__YOUR GOAL__
Leaving the pictures aside, transcribe every line below exactly.

---------- SUPPLIED MATERIAL

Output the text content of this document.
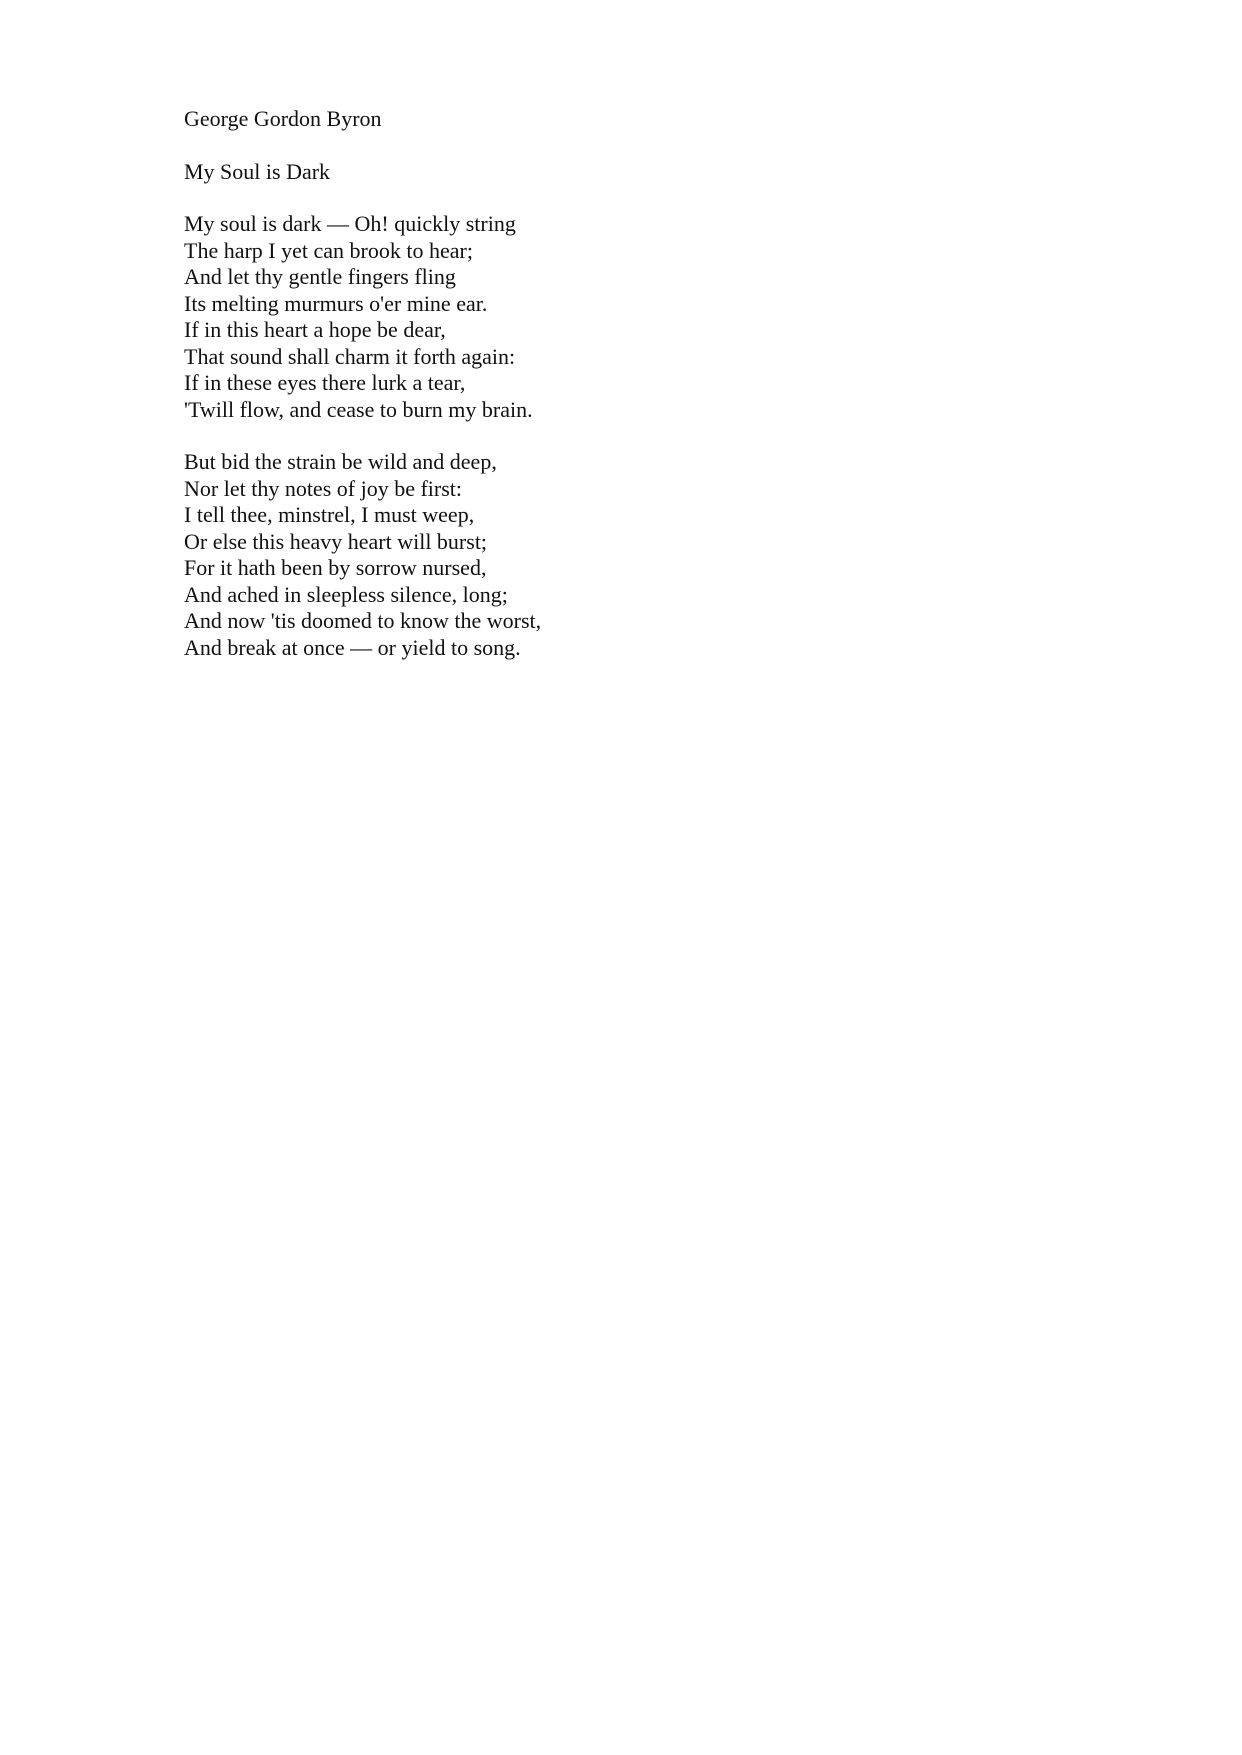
George Gordon Byron
My Soul is Dark
My soul is dark — Oh! quickly string
The harp I yet can brook to hear;
And let thy gentle fingers fling
Its melting murmurs o'er mine ear.
If in this heart a hope be dear,
That sound shall charm it forth again:
If in these eyes there lurk a tear,
'Twill flow, and cease to burn my brain.
But bid the strain be wild and deep,
Nor let thy notes of joy be first:
I tell thee, minstrel, I must weep,
Or else this heavy heart will burst;
For it hath been by sorrow nursed,
And ached in sleepless silence, long;
And now 'tis doomed to know the worst,
And break at once — or yield to song.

--------------------

__FULL SOLUTION__
Output the text content of this document.
George Gordon Byron
My Soul is Dark
My soul is dark — Oh! quickly string
The harp I yet can brook to hear;
And let thy gentle fingers fling
Its melting murmurs o'er mine ear.
If in this heart a hope be dear,
That sound shall charm it forth again:
If in these eyes there lurk a tear,
'Twill flow, and cease to burn my brain.
But bid the strain be wild and deep,
Nor let thy notes of joy be first:
I tell thee, minstrel, I must weep,
Or else this heavy heart will burst;
For it hath been by sorrow nursed,
And ached in sleepless silence, long;
And now 'tis doomed to know the worst,
And break at once — or yield to song.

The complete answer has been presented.